DATA IN THIS EXERCISE:

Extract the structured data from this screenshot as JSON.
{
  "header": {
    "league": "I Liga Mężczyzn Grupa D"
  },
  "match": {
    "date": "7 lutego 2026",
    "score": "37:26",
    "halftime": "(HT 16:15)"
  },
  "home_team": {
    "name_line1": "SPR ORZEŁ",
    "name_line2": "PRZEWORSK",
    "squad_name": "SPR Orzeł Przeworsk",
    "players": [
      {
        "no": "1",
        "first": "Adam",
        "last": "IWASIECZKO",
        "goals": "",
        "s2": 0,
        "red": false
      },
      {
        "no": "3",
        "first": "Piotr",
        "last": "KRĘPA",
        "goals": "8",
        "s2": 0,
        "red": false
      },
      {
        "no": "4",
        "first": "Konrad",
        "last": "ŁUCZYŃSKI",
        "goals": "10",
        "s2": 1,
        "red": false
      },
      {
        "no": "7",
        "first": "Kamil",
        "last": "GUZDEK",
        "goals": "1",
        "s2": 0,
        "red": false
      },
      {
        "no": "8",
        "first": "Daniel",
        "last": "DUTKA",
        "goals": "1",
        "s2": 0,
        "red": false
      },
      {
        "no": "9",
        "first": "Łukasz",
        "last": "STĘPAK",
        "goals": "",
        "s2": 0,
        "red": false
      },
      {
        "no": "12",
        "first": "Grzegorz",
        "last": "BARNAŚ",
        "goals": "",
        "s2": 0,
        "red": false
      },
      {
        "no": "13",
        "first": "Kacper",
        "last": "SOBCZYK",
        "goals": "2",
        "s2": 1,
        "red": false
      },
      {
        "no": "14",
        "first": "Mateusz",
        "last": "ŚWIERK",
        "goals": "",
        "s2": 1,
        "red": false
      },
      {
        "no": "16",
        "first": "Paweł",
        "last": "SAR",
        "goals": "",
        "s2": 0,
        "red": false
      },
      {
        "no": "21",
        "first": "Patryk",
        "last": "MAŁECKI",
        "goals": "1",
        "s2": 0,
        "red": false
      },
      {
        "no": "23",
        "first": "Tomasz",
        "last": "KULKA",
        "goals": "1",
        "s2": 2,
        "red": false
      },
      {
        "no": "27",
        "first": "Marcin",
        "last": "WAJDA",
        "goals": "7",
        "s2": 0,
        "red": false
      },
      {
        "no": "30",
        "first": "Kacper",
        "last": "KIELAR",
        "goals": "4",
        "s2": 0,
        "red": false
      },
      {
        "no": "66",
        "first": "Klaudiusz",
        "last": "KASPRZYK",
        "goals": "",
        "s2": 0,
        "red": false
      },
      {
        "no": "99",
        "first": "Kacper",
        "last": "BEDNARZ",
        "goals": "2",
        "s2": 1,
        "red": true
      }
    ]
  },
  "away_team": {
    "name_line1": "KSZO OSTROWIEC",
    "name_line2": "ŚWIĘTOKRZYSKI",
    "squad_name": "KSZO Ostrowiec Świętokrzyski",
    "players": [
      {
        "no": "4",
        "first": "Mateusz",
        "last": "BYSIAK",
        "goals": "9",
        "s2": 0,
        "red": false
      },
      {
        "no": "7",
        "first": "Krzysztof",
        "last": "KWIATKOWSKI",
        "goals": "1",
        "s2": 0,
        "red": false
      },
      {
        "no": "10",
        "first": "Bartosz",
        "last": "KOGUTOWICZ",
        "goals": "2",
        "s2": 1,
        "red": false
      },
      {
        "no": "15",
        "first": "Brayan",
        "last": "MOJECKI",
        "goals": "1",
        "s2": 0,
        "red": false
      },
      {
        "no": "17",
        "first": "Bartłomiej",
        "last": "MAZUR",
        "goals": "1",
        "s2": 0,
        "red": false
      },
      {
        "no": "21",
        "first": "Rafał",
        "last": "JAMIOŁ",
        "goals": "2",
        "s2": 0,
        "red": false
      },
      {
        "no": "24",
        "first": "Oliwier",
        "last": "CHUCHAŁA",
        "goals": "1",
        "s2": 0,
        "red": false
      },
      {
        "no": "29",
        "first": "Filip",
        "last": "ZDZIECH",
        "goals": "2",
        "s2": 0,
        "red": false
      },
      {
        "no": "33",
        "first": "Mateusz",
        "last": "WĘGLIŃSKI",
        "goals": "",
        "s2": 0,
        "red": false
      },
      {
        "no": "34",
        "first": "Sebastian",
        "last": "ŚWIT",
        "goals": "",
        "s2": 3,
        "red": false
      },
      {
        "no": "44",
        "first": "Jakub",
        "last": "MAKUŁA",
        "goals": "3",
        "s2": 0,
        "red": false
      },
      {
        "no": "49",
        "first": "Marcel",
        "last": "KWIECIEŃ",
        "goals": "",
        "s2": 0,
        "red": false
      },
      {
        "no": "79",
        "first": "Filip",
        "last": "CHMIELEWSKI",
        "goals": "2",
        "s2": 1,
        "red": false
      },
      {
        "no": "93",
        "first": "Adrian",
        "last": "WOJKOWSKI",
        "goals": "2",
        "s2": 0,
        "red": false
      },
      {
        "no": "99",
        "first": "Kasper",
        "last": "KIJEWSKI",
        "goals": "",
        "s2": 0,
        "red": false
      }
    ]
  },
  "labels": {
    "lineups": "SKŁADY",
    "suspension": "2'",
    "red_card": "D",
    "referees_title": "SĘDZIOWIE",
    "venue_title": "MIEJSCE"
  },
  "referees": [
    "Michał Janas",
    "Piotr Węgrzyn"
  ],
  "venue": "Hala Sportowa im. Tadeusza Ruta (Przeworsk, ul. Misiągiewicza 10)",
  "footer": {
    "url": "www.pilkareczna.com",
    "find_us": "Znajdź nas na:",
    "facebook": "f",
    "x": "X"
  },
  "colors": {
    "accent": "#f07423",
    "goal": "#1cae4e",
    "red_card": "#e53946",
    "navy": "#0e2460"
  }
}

INSTRUCTIONS FOR THE TASK: Quote the listing in full, please, keeping every line exact.

SOLUTION FOR THIS PROBLEM:
Extract the structured data from this screenshot as JSON.
{
  "header": {
    "league": "I Liga Mężczyzn Grupa D"
  },
  "match": {
    "date": "7 lutego 2026",
    "score": "37:26",
    "halftime": "(HT 16:15)"
  },
  "home_team": {
    "name_line1": "SPR ORZEŁ",
    "name_line2": "PRZEWORSK",
    "squad_name": "SPR Orzeł Przeworsk",
    "players": [
      {
        "no": "1",
        "first": "Adam",
        "last": "IWASIECZKO",
        "goals": "",
        "s2": 0,
        "red": false
      },
      {
        "no": "3",
        "first": "Piotr",
        "last": "KRĘPA",
        "goals": "8",
        "s2": 0,
        "red": false
      },
      {
        "no": "4",
        "first": "Konrad",
        "last": "ŁUCZYŃSKI",
        "goals": "10",
        "s2": 1,
        "red": false
      },
      {
        "no": "7",
        "first": "Kamil",
        "last": "GUZDEK",
        "goals": "1",
        "s2": 0,
        "red": false
      },
      {
        "no": "8",
        "first": "Daniel",
        "last": "DUTKA",
        "goals": "1",
        "s2": 0,
        "red": false
      },
      {
        "no": "9",
        "first": "Łukasz",
        "last": "STĘPAK",
        "goals": "",
        "s2": 0,
        "red": false
      },
      {
        "no": "12",
        "first": "Grzegorz",
        "last": "BARNAŚ",
        "goals": "",
        "s2": 0,
        "red": false
      },
      {
        "no": "13",
        "first": "Kacper",
        "last": "SOBCZYK",
        "goals": "2",
        "s2": 1,
        "red": false
      },
      {
        "no": "14",
        "first": "Mateusz",
        "last": "ŚWIERK",
        "goals": "",
        "s2": 1,
        "red": false
      },
      {
        "no": "16",
        "first": "Paweł",
        "last": "SAR",
        "goals": "",
        "s2": 0,
        "red": false
      },
      {
        "no": "21",
        "first": "Patryk",
        "last": "MAŁECKI",
        "goals": "1",
        "s2": 0,
        "red": false
      },
      {
        "no": "23",
        "first": "Tomasz",
        "last": "KULKA",
        "goals": "1",
        "s2": 2,
        "red": false
      },
      {
        "no": "27",
        "first": "Marcin",
        "last": "WAJDA",
        "goals": "7",
        "s2": 0,
        "red": false
      },
      {
        "no": "30",
        "first": "Kacper",
        "last": "KIELAR",
        "goals": "4",
        "s2": 0,
        "red": false
      },
      {
        "no": "66",
        "first": "Klaudiusz",
        "last": "KASPRZYK",
        "goals": "",
        "s2": 0,
        "red": false
      },
      {
        "no": "99",
        "first": "Kacper",
        "last": "BEDNARZ",
        "goals": "2",
        "s2": 1,
        "red": true
      }
    ]
  },
  "away_team": {
    "name_line1": "KSZO OSTROWIEC",
    "name_line2": "ŚWIĘTOKRZYSKI",
    "squad_name": "KSZO Ostrowiec Świętokrzyski",
    "players": [
      {
        "no": "4",
        "first": "Mateusz",
        "last": "BYSIAK",
        "goals": "9",
        "s2": 0,
        "red": false
      },
      {
        "no": "7",
        "first": "Krzysztof",
        "last": "KWIATKOWSKI",
        "goals": "1",
        "s2": 0,
        "red": false
      },
      {
        "no": "10",
        "first": "Bartosz",
        "last": "KOGUTOWICZ",
        "goals": "2",
        "s2": 1,
        "red": false
      },
      {
        "no": "15",
        "first": "Brayan",
        "last": "MOJECKI",
        "goals": "1",
        "s2": 0,
        "red": false
      },
      {
        "no": "17",
        "first": "Bartłomiej",
        "last": "MAZUR",
        "goals": "1",
        "s2": 0,
        "red": false
      },
      {
        "no": "21",
        "first": "Rafał",
        "last": "JAMIOŁ",
        "goals": "2",
        "s2": 0,
        "red": false
      },
      {
        "no": "24",
        "first": "Oliwier",
        "last": "CHUCHAŁA",
        "goals": "1",
        "s2": 0,
        "red": false
      },
      {
        "no": "29",
        "first": "Filip",
        "last": "ZDZIECH",
        "goals": "2",
        "s2": 0,
        "red": false
      },
      {
        "no": "33",
        "first": "Mateusz",
        "last": "WĘGLIŃSKI",
        "goals": "",
        "s2": 0,
        "red": false
      },
      {
        "no": "34",
        "first": "Sebastian",
        "last": "ŚWIT",
        "goals": "",
        "s2": 3,
        "red": false
      },
      {
        "no": "44",
        "first": "Jakub",
        "last": "MAKUŁA",
        "goals": "3",
        "s2": 0,
        "red": false
      },
      {
        "no": "49",
        "first": "Marcel",
        "last": "KWIECIEŃ",
        "goals": "",
        "s2": 0,
        "red": false
      },
      {
        "no": "79",
        "first": "Filip",
        "last": "CHMIELEWSKI",
        "goals": "2",
        "s2": 1,
        "red": false
      },
      {
        "no": "93",
        "first": "Adrian",
        "last": "WOJKOWSKI",
        "goals": "2",
        "s2": 0,
        "red": false
      },
      {
        "no": "99",
        "first": "Kasper",
        "last": "KIJEWSKI",
        "goals": "",
        "s2": 0,
        "red": false
      }
    ]
  },
  "labels": {
    "lineups": "SKŁADY",
    "suspension": "2'",
    "red_card": "D",
    "referees_title": "SĘDZIOWIE",
    "venue_title": "MIEJSCE"
  },
  "referees": [
    "Michał Janas",
    "Piotr Węgrzyn"
  ],
  "venue": "Hala Sportowa im. Tadeusza Ruta (Przeworsk, ul. Misiągiewicza 10)",
  "footer": {
    "url": "www.pilkareczna.com",
    "find_us": "Znajdź nas na:",
    "facebook": "f",
    "x": "X"
  },
  "colors": {
    "accent": "#f07423",
    "goal": "#1cae4e",
    "red_card": "#e53946",
    "navy": "#0e2460"
  }
}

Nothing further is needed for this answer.